▶ [Task brief] Return all the data, word for word.

▶ [Data for this task]
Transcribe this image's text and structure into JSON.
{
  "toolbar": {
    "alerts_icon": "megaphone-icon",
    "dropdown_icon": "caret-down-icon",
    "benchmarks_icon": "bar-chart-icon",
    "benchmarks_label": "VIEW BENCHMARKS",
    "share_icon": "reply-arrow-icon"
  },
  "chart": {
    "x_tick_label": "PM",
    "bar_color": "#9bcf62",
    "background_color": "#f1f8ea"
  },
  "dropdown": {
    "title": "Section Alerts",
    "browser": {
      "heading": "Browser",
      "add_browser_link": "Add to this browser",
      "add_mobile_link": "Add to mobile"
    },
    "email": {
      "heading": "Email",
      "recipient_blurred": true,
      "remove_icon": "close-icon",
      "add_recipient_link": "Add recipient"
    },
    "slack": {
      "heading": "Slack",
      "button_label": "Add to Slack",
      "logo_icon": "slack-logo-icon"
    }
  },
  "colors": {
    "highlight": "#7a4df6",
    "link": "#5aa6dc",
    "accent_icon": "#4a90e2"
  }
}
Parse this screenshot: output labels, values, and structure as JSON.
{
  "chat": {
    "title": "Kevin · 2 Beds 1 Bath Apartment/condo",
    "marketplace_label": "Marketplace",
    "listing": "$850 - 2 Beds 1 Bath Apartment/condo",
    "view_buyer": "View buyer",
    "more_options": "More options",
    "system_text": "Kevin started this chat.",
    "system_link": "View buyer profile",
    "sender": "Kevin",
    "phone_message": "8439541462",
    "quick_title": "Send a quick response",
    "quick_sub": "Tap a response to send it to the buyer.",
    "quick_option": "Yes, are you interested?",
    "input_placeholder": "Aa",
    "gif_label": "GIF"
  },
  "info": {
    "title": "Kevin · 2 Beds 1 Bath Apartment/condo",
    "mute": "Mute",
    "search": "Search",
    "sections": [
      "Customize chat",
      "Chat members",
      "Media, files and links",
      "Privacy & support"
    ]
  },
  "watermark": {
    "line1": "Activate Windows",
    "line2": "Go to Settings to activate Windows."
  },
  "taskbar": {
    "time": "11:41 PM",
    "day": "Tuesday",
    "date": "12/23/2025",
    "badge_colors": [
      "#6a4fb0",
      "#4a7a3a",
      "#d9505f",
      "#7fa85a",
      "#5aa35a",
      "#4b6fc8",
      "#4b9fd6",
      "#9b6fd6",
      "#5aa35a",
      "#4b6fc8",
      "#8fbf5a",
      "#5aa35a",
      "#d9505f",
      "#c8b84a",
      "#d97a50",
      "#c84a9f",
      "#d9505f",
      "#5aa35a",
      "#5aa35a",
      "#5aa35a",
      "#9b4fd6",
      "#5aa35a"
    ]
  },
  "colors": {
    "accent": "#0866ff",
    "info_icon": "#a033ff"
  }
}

▶ [The output]
Transcribe this image's text and structure into JSON.
{
  "toolbar": {
    "alerts_icon": "megaphone-icon",
    "dropdown_icon": "caret-down-icon",
    "benchmarks_icon": "bar-chart-icon",
    "benchmarks_label": "VIEW BENCHMARKS",
    "share_icon": "reply-arrow-icon"
  },
  "chart": {
    "x_tick_label": "PM",
    "bar_color": "#9bcf62",
    "background_color": "#f1f8ea"
  },
  "dropdown": {
    "title": "Section Alerts",
    "browser": {
      "heading": "Browser",
      "add_browser_link": "Add to this browser",
      "add_mobile_link": "Add to mobile"
    },
    "email": {
      "heading": "Email",
      "recipient_blurred": true,
      "remove_icon": "close-icon",
      "add_recipient_link": "Add recipient"
    },
    "slack": {
      "heading": "Slack",
      "button_label": "Add to Slack",
      "logo_icon": "slack-logo-icon"
    }
  },
  "colors": {
    "highlight": "#7a4df6",
    "link": "#5aa6dc",
    "accent_icon": "#4a90e2"
  }
}
Parse this screenshot: output labels, values, and structure as JSON.
{
  "chat": {
    "title": "Kevin · 2 Beds 1 Bath Apartment/condo",
    "marketplace_label": "Marketplace",
    "listing": "$850 - 2 Beds 1 Bath Apartment/condo",
    "view_buyer": "View buyer",
    "more_options": "More options",
    "system_text": "Kevin started this chat.",
    "system_link": "View buyer profile",
    "sender": "Kevin",
    "phone_message": "8439541462",
    "quick_title": "Send a quick response",
    "quick_sub": "Tap a response to send it to the buyer.",
    "quick_option": "Yes, are you interested?",
    "input_placeholder": "Aa",
    "gif_label": "GIF"
  },
  "info": {
    "title": "Kevin · 2 Beds 1 Bath Apartment/condo",
    "mute": "Mute",
    "search": "Search",
    "sections": [
      "Customize chat",
      "Chat members",
      "Media, files and links",
      "Privacy & support"
    ]
  },
  "watermark": {
    "line1": "Activate Windows",
    "line2": "Go to Settings to activate Windows."
  },
  "taskbar": {
    "time": "11:41 PM",
    "day": "Tuesday",
    "date": "12/23/2025",
    "badge_colors": [
      "#6a4fb0",
      "#4a7a3a",
      "#d9505f",
      "#7fa85a",
      "#5aa35a",
      "#4b6fc8",
      "#4b9fd6",
      "#9b6fd6",
      "#5aa35a",
      "#4b6fc8",
      "#8fbf5a",
      "#5aa35a",
      "#d9505f",
      "#c8b84a",
      "#d97a50",
      "#c84a9f",
      "#d9505f",
      "#5aa35a",
      "#5aa35a",
      "#5aa35a",
      "#9b4fd6",
      "#5aa35a"
    ]
  },
  "colors": {
    "accent": "#0866ff",
    "info_icon": "#a033ff"
  }
}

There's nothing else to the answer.